* Written instruction *
Reproduce every line of the records below word for word, without any changes.

* Raw data *
## begin

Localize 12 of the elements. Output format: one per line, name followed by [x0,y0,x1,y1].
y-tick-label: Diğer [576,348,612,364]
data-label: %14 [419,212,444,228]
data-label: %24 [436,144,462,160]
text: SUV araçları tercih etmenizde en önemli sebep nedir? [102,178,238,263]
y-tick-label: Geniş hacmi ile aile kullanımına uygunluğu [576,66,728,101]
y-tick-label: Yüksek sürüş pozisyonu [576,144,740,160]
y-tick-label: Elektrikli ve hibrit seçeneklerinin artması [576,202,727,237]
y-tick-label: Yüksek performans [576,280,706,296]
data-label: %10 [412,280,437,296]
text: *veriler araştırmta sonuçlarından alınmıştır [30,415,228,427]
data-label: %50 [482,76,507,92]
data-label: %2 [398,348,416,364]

## end

* Written answer *
Localize 12 of the elements. Output format: one per line, name followed by [x0,y0,x1,y1].
y-tick-label: Diğer [576,348,612,364]
data-label: %14 [419,212,444,228]
data-label: %24 [436,144,462,160]
text: SUV araçları tercih etmenizde en önemli sebep nedir? [102,178,238,263]
y-tick-label: Geniş hacmi ile aile kullanımına uygunluğu [576,66,728,101]
y-tick-label: Yüksek sürüş pozisyonu [576,144,740,160]
y-tick-label: Elektrikli ve hibrit seçeneklerinin artması [576,202,727,237]
y-tick-label: Yüksek performans [576,280,706,296]
data-label: %10 [412,280,437,296]
text: *veriler araştırmta sonuçlarından alınmıştır [30,415,228,427]
data-label: %50 [482,76,507,92]
data-label: %2 [398,348,416,364]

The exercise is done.